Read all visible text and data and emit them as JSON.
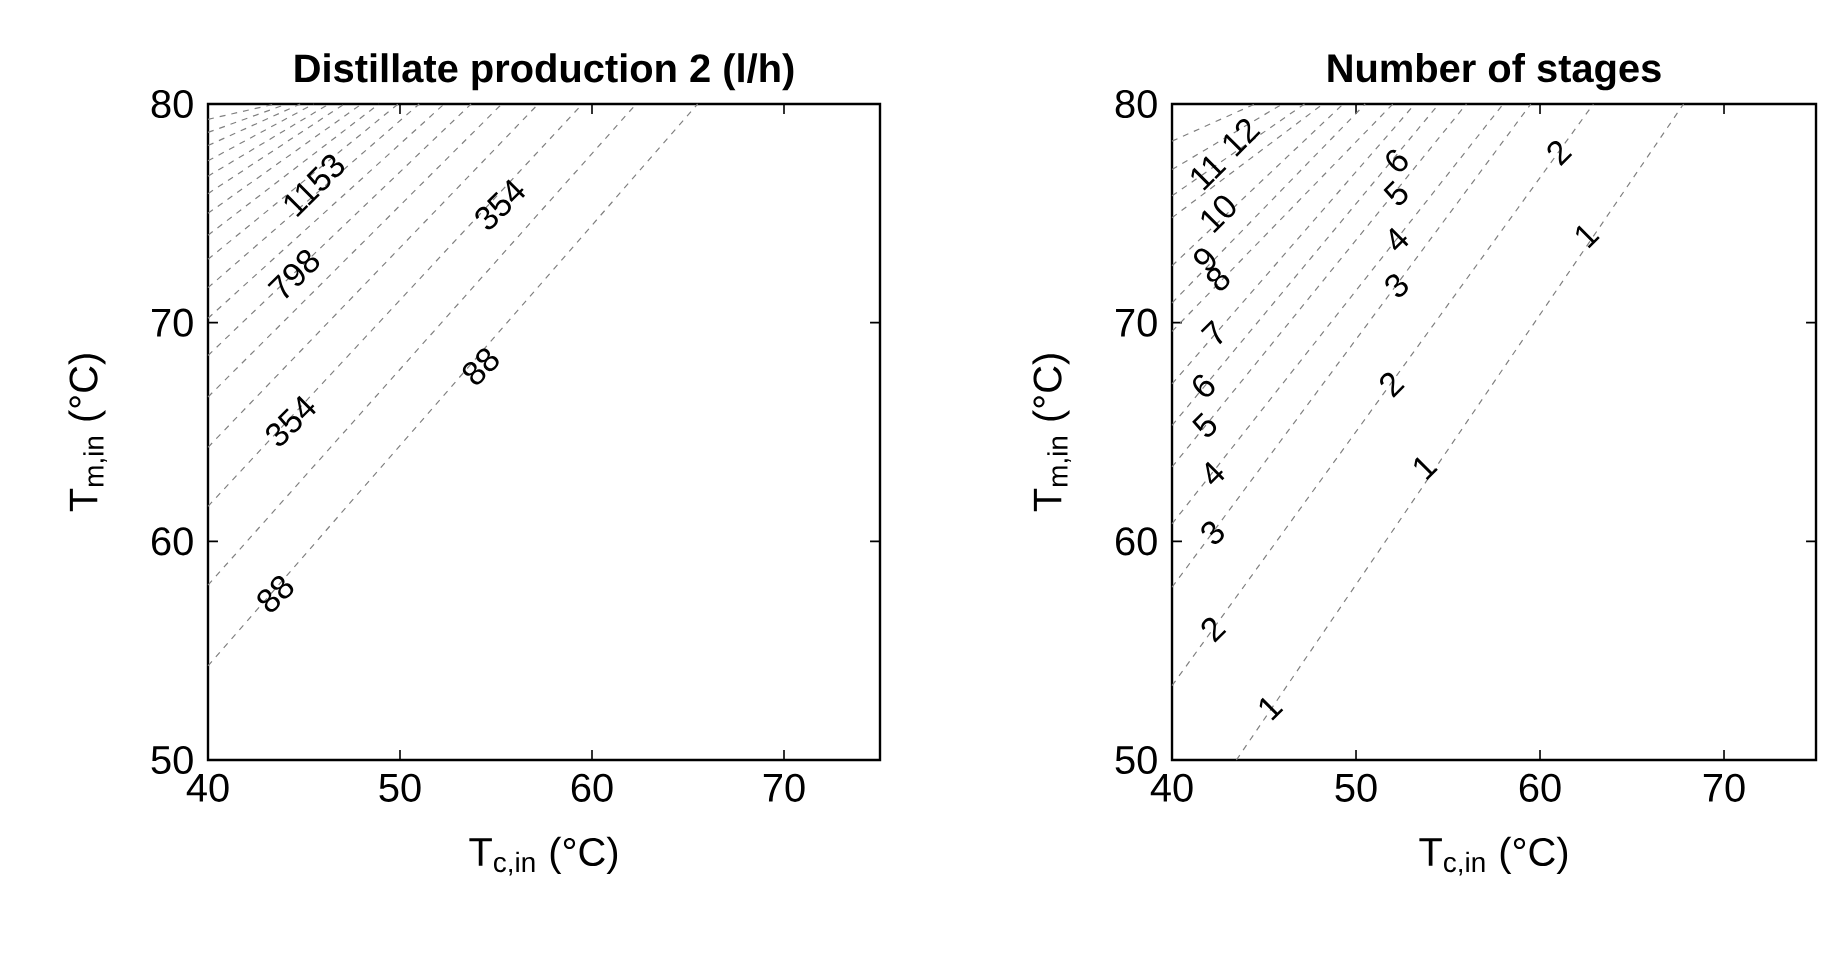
{
  "chart_data": [
    {
      "type": "line",
      "title": "Distillate production 2 (l/h)",
      "xlabel": "T$_{c,in}$ (°C)",
      "ylabel": "T$_{m,in}$ (°C)",
      "xlim": [
        40,
        75
      ],
      "ylim": [
        50,
        80
      ],
      "xticks": [
        40,
        50,
        60,
        70
      ],
      "yticks": [
        50,
        60,
        70,
        80
      ],
      "line_style": "dashed",
      "series": [
        {
          "color": "#808080",
          "x": [
            40,
            65.5
          ],
          "values": [
            54.3,
            80
          ]
        },
        {
          "color": "#808080",
          "x": [
            40,
            62.3
          ],
          "values": [
            58.0,
            80
          ]
        },
        {
          "color": "#808080",
          "x": [
            40,
            59.5
          ],
          "values": [
            61.6,
            80
          ]
        },
        {
          "color": "#808080",
          "x": [
            40,
            57.2
          ],
          "values": [
            64.3,
            80
          ]
        },
        {
          "color": "#808080",
          "x": [
            40,
            55.3
          ],
          "values": [
            66.6,
            80
          ]
        },
        {
          "color": "#808080",
          "x": [
            40,
            53.7
          ],
          "values": [
            68.5,
            80
          ]
        },
        {
          "color": "#808080",
          "x": [
            40,
            52.3
          ],
          "values": [
            70.2,
            80
          ]
        },
        {
          "color": "#808080",
          "x": [
            40,
            51.0
          ],
          "values": [
            71.6,
            80
          ]
        },
        {
          "color": "#808080",
          "x": [
            40,
            49.9
          ],
          "values": [
            72.9,
            80
          ]
        },
        {
          "color": "#808080",
          "x": [
            40,
            48.9
          ],
          "values": [
            74.0,
            80
          ]
        },
        {
          "color": "#808080",
          "x": [
            40,
            48.0
          ],
          "values": [
            75.0,
            80
          ]
        },
        {
          "color": "#808080",
          "x": [
            40,
            47.1
          ],
          "values": [
            75.9,
            80
          ]
        },
        {
          "color": "#808080",
          "x": [
            40,
            46.3
          ],
          "values": [
            76.7,
            80
          ]
        },
        {
          "color": "#808080",
          "x": [
            40,
            45.5
          ],
          "values": [
            77.4,
            80
          ]
        },
        {
          "color": "#808080",
          "x": [
            40,
            44.8
          ],
          "values": [
            78.1,
            80
          ]
        },
        {
          "color": "#808080",
          "x": [
            40,
            44.1
          ],
          "values": [
            78.7,
            80
          ]
        },
        {
          "color": "#808080",
          "x": [
            40,
            43.5
          ],
          "values": [
            79.3,
            80
          ]
        }
      ],
      "annotations": [
        {
          "text": "88",
          "x": 43.5,
          "y": 57.6
        },
        {
          "text": "88",
          "x": 54.2,
          "y": 68
        },
        {
          "text": "354",
          "x": 44.3,
          "y": 65.5
        },
        {
          "text": "354",
          "x": 55.2,
          "y": 75.4
        },
        {
          "text": "798",
          "x": 44.5,
          "y": 72.2
        },
        {
          "text": "1153",
          "x": 45.5,
          "y": 76.3
        }
      ]
    },
    {
      "type": "line",
      "title": "Number of stages",
      "xlabel": "T$_{c,in}$ (°C)",
      "ylabel": "T$_{m,in}$ (°C)",
      "xlim": [
        40,
        75
      ],
      "ylim": [
        50,
        80
      ],
      "xticks": [
        40,
        50,
        60,
        70
      ],
      "yticks": [
        50,
        60,
        70,
        80
      ],
      "line_style": "dashed",
      "series": [
        {
          "color": "#808080",
          "x": [
            43.5,
            67.8
          ],
          "values": [
            50,
            80
          ]
        },
        {
          "color": "#808080",
          "x": [
            40,
            62.9
          ],
          "values": [
            53.4,
            80
          ]
        },
        {
          "color": "#808080",
          "x": [
            40,
            59.5
          ],
          "values": [
            57.9,
            80
          ]
        },
        {
          "color": "#808080",
          "x": [
            40,
            58.0
          ],
          "values": [
            60.8,
            80
          ]
        },
        {
          "color": "#808080",
          "x": [
            40,
            56.0
          ],
          "values": [
            63.4,
            80
          ]
        },
        {
          "color": "#808080",
          "x": [
            40,
            54.5
          ],
          "values": [
            65.3,
            80
          ]
        },
        {
          "color": "#808080",
          "x": [
            40,
            53.2
          ],
          "values": [
            67.2,
            80
          ]
        },
        {
          "color": "#808080",
          "x": [
            40,
            52.0
          ],
          "values": [
            69.6,
            80
          ]
        },
        {
          "color": "#808080",
          "x": [
            40,
            50.5
          ],
          "values": [
            70.9,
            80
          ]
        },
        {
          "color": "#808080",
          "x": [
            40,
            49.3
          ],
          "values": [
            72.6,
            80
          ]
        },
        {
          "color": "#808080",
          "x": [
            40,
            48.2
          ],
          "values": [
            74.8,
            80
          ]
        },
        {
          "color": "#808080",
          "x": [
            40,
            47.2
          ],
          "values": [
            75.8,
            80
          ]
        },
        {
          "color": "#808080",
          "x": [
            40,
            46.0
          ],
          "values": [
            77.0,
            80
          ]
        },
        {
          "color": "#808080",
          "x": [
            40,
            44.5
          ],
          "values": [
            78.3,
            80
          ]
        }
      ],
      "annotations": [
        {
          "text": "1",
          "x": 45.3,
          "y": 52.4
        },
        {
          "text": "1",
          "x": 53.7,
          "y": 63.4
        },
        {
          "text": "1",
          "x": 62.5,
          "y": 74
        },
        {
          "text": "2",
          "x": 42.2,
          "y": 56
        },
        {
          "text": "2",
          "x": 51.9,
          "y": 67.2
        },
        {
          "text": "2",
          "x": 61,
          "y": 77.8
        },
        {
          "text": "3",
          "x": 42.2,
          "y": 60.4
        },
        {
          "text": "3",
          "x": 52.2,
          "y": 71.7
        },
        {
          "text": "4",
          "x": 42.2,
          "y": 63.1
        },
        {
          "text": "4",
          "x": 52.2,
          "y": 73.8
        },
        {
          "text": "5",
          "x": 41.8,
          "y": 65.3
        },
        {
          "text": "5",
          "x": 52.2,
          "y": 75.9
        },
        {
          "text": "6",
          "x": 41.7,
          "y": 67.1
        },
        {
          "text": "6",
          "x": 52.2,
          "y": 77.4
        },
        {
          "text": "7",
          "x": 42.3,
          "y": 69.5
        },
        {
          "text": "8",
          "x": 42.5,
          "y": 72
        },
        {
          "text": "9",
          "x": 41.8,
          "y": 72.9
        },
        {
          "text": "10",
          "x": 42.5,
          "y": 75
        },
        {
          "text": "11",
          "x": 41.9,
          "y": 76.9
        },
        {
          "text": "12",
          "x": 43.7,
          "y": 78.5
        }
      ]
    }
  ]
}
____________
▶ [What is required] Leave out the pictures and output the rest of the material exactly as written.

▶ [Finished answer]
Read all visible text and data and emit them as JSON.
{
  "chart_data": [
    {
      "type": "line",
      "title": "Distillate production 2 (l/h)",
      "xlabel": "T$_{c,in}$ (°C)",
      "ylabel": "T$_{m,in}$ (°C)",
      "xlim": [
        40,
        75
      ],
      "ylim": [
        50,
        80
      ],
      "xticks": [
        40,
        50,
        60,
        70
      ],
      "yticks": [
        50,
        60,
        70,
        80
      ],
      "line_style": "dashed",
      "series": [
        {
          "color": "#808080",
          "x": [
            40,
            65.5
          ],
          "values": [
            54.3,
            80
          ]
        },
        {
          "color": "#808080",
          "x": [
            40,
            62.3
          ],
          "values": [
            58.0,
            80
          ]
        },
        {
          "color": "#808080",
          "x": [
            40,
            59.5
          ],
          "values": [
            61.6,
            80
          ]
        },
        {
          "color": "#808080",
          "x": [
            40,
            57.2
          ],
          "values": [
            64.3,
            80
          ]
        },
        {
          "color": "#808080",
          "x": [
            40,
            55.3
          ],
          "values": [
            66.6,
            80
          ]
        },
        {
          "color": "#808080",
          "x": [
            40,
            53.7
          ],
          "values": [
            68.5,
            80
          ]
        },
        {
          "color": "#808080",
          "x": [
            40,
            52.3
          ],
          "values": [
            70.2,
            80
          ]
        },
        {
          "color": "#808080",
          "x": [
            40,
            51.0
          ],
          "values": [
            71.6,
            80
          ]
        },
        {
          "color": "#808080",
          "x": [
            40,
            49.9
          ],
          "values": [
            72.9,
            80
          ]
        },
        {
          "color": "#808080",
          "x": [
            40,
            48.9
          ],
          "values": [
            74.0,
            80
          ]
        },
        {
          "color": "#808080",
          "x": [
            40,
            48.0
          ],
          "values": [
            75.0,
            80
          ]
        },
        {
          "color": "#808080",
          "x": [
            40,
            47.1
          ],
          "values": [
            75.9,
            80
          ]
        },
        {
          "color": "#808080",
          "x": [
            40,
            46.3
          ],
          "values": [
            76.7,
            80
          ]
        },
        {
          "color": "#808080",
          "x": [
            40,
            45.5
          ],
          "values": [
            77.4,
            80
          ]
        },
        {
          "color": "#808080",
          "x": [
            40,
            44.8
          ],
          "values": [
            78.1,
            80
          ]
        },
        {
          "color": "#808080",
          "x": [
            40,
            44.1
          ],
          "values": [
            78.7,
            80
          ]
        },
        {
          "color": "#808080",
          "x": [
            40,
            43.5
          ],
          "values": [
            79.3,
            80
          ]
        }
      ],
      "annotations": [
        {
          "text": "88",
          "x": 43.5,
          "y": 57.6
        },
        {
          "text": "88",
          "x": 54.2,
          "y": 68
        },
        {
          "text": "354",
          "x": 44.3,
          "y": 65.5
        },
        {
          "text": "354",
          "x": 55.2,
          "y": 75.4
        },
        {
          "text": "798",
          "x": 44.5,
          "y": 72.2
        },
        {
          "text": "1153",
          "x": 45.5,
          "y": 76.3
        }
      ]
    },
    {
      "type": "line",
      "title": "Number of stages",
      "xlabel": "T$_{c,in}$ (°C)",
      "ylabel": "T$_{m,in}$ (°C)",
      "xlim": [
        40,
        75
      ],
      "ylim": [
        50,
        80
      ],
      "xticks": [
        40,
        50,
        60,
        70
      ],
      "yticks": [
        50,
        60,
        70,
        80
      ],
      "line_style": "dashed",
      "series": [
        {
          "color": "#808080",
          "x": [
            43.5,
            67.8
          ],
          "values": [
            50,
            80
          ]
        },
        {
          "color": "#808080",
          "x": [
            40,
            62.9
          ],
          "values": [
            53.4,
            80
          ]
        },
        {
          "color": "#808080",
          "x": [
            40,
            59.5
          ],
          "values": [
            57.9,
            80
          ]
        },
        {
          "color": "#808080",
          "x": [
            40,
            58.0
          ],
          "values": [
            60.8,
            80
          ]
        },
        {
          "color": "#808080",
          "x": [
            40,
            56.0
          ],
          "values": [
            63.4,
            80
          ]
        },
        {
          "color": "#808080",
          "x": [
            40,
            54.5
          ],
          "values": [
            65.3,
            80
          ]
        },
        {
          "color": "#808080",
          "x": [
            40,
            53.2
          ],
          "values": [
            67.2,
            80
          ]
        },
        {
          "color": "#808080",
          "x": [
            40,
            52.0
          ],
          "values": [
            69.6,
            80
          ]
        },
        {
          "color": "#808080",
          "x": [
            40,
            50.5
          ],
          "values": [
            70.9,
            80
          ]
        },
        {
          "color": "#808080",
          "x": [
            40,
            49.3
          ],
          "values": [
            72.6,
            80
          ]
        },
        {
          "color": "#808080",
          "x": [
            40,
            48.2
          ],
          "values": [
            74.8,
            80
          ]
        },
        {
          "color": "#808080",
          "x": [
            40,
            47.2
          ],
          "values": [
            75.8,
            80
          ]
        },
        {
          "color": "#808080",
          "x": [
            40,
            46.0
          ],
          "values": [
            77.0,
            80
          ]
        },
        {
          "color": "#808080",
          "x": [
            40,
            44.5
          ],
          "values": [
            78.3,
            80
          ]
        }
      ],
      "annotations": [
        {
          "text": "1",
          "x": 45.3,
          "y": 52.4
        },
        {
          "text": "1",
          "x": 53.7,
          "y": 63.4
        },
        {
          "text": "1",
          "x": 62.5,
          "y": 74
        },
        {
          "text": "2",
          "x": 42.2,
          "y": 56
        },
        {
          "text": "2",
          "x": 51.9,
          "y": 67.2
        },
        {
          "text": "2",
          "x": 61,
          "y": 77.8
        },
        {
          "text": "3",
          "x": 42.2,
          "y": 60.4
        },
        {
          "text": "3",
          "x": 52.2,
          "y": 71.7
        },
        {
          "text": "4",
          "x": 42.2,
          "y": 63.1
        },
        {
          "text": "4",
          "x": 52.2,
          "y": 73.8
        },
        {
          "text": "5",
          "x": 41.8,
          "y": 65.3
        },
        {
          "text": "5",
          "x": 52.2,
          "y": 75.9
        },
        {
          "text": "6",
          "x": 41.7,
          "y": 67.1
        },
        {
          "text": "6",
          "x": 52.2,
          "y": 77.4
        },
        {
          "text": "7",
          "x": 42.3,
          "y": 69.5
        },
        {
          "text": "8",
          "x": 42.5,
          "y": 72
        },
        {
          "text": "9",
          "x": 41.8,
          "y": 72.9
        },
        {
          "text": "10",
          "x": 42.5,
          "y": 75
        },
        {
          "text": "11",
          "x": 41.9,
          "y": 76.9
        },
        {
          "text": "12",
          "x": 43.7,
          "y": 78.5
        }
      ]
    }
  ]
}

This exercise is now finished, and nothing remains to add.